*SHORT TASK*: Copy the records below exactly as they are written.

>> start RECORDS FOR THE TASK

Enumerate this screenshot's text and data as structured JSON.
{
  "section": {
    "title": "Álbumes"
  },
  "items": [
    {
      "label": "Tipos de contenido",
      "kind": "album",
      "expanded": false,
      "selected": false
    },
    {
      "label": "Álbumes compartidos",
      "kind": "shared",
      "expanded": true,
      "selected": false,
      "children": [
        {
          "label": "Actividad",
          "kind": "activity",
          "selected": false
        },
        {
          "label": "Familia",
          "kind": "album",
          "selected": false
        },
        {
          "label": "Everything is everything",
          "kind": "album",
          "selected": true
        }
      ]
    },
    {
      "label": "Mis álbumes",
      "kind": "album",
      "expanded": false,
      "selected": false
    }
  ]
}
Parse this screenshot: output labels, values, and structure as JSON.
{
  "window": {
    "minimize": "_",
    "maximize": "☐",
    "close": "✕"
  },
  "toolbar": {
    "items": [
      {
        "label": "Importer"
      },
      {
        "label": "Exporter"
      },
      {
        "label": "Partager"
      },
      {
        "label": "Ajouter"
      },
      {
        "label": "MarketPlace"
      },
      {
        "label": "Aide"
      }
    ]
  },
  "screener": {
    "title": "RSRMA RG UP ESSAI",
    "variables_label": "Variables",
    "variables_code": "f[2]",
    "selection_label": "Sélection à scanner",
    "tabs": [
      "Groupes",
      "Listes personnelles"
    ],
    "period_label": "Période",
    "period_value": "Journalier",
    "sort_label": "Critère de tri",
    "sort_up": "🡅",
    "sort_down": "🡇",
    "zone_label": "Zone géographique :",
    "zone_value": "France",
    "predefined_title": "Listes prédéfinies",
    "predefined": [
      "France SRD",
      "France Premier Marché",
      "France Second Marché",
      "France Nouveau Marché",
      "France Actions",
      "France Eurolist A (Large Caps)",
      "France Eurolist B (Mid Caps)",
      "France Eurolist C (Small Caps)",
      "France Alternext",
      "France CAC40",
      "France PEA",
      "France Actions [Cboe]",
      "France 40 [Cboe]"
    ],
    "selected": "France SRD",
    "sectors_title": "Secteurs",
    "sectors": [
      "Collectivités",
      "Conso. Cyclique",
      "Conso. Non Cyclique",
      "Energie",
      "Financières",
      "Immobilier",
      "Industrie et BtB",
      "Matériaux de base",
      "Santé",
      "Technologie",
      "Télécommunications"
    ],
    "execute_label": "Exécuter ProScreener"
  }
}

>> end RECORDS FOR THE TASK

*TASK ANSWER*:
Enumerate this screenshot's text and data as structured JSON.
{
  "section": {
    "title": "Álbumes"
  },
  "items": [
    {
      "label": "Tipos de contenido",
      "kind": "album",
      "expanded": false,
      "selected": false
    },
    {
      "label": "Álbumes compartidos",
      "kind": "shared",
      "expanded": true,
      "selected": false,
      "children": [
        {
          "label": "Actividad",
          "kind": "activity",
          "selected": false
        },
        {
          "label": "Familia",
          "kind": "album",
          "selected": false
        },
        {
          "label": "Everything is everything",
          "kind": "album",
          "selected": true
        }
      ]
    },
    {
      "label": "Mis álbumes",
      "kind": "album",
      "expanded": false,
      "selected": false
    }
  ]
}
Parse this screenshot: output labels, values, and structure as JSON.
{
  "window": {
    "minimize": "_",
    "maximize": "☐",
    "close": "✕"
  },
  "toolbar": {
    "items": [
      {
        "label": "Importer"
      },
      {
        "label": "Exporter"
      },
      {
        "label": "Partager"
      },
      {
        "label": "Ajouter"
      },
      {
        "label": "MarketPlace"
      },
      {
        "label": "Aide"
      }
    ]
  },
  "screener": {
    "title": "RSRMA RG UP ESSAI",
    "variables_label": "Variables",
    "variables_code": "f[2]",
    "selection_label": "Sélection à scanner",
    "tabs": [
      "Groupes",
      "Listes personnelles"
    ],
    "period_label": "Période",
    "period_value": "Journalier",
    "sort_label": "Critère de tri",
    "sort_up": "🡅",
    "sort_down": "🡇",
    "zone_label": "Zone géographique :",
    "zone_value": "France",
    "predefined_title": "Listes prédéfinies",
    "predefined": [
      "France SRD",
      "France Premier Marché",
      "France Second Marché",
      "France Nouveau Marché",
      "France Actions",
      "France Eurolist A (Large Caps)",
      "France Eurolist B (Mid Caps)",
      "France Eurolist C (Small Caps)",
      "France Alternext",
      "France CAC40",
      "France PEA",
      "France Actions [Cboe]",
      "France 40 [Cboe]"
    ],
    "selected": "France SRD",
    "sectors_title": "Secteurs",
    "sectors": [
      "Collectivités",
      "Conso. Cyclique",
      "Conso. Non Cyclique",
      "Energie",
      "Financières",
      "Immobilier",
      "Industrie et BtB",
      "Matériaux de base",
      "Santé",
      "Technologie",
      "Télécommunications"
    ],
    "execute_label": "Exécuter ProScreener"
  }
}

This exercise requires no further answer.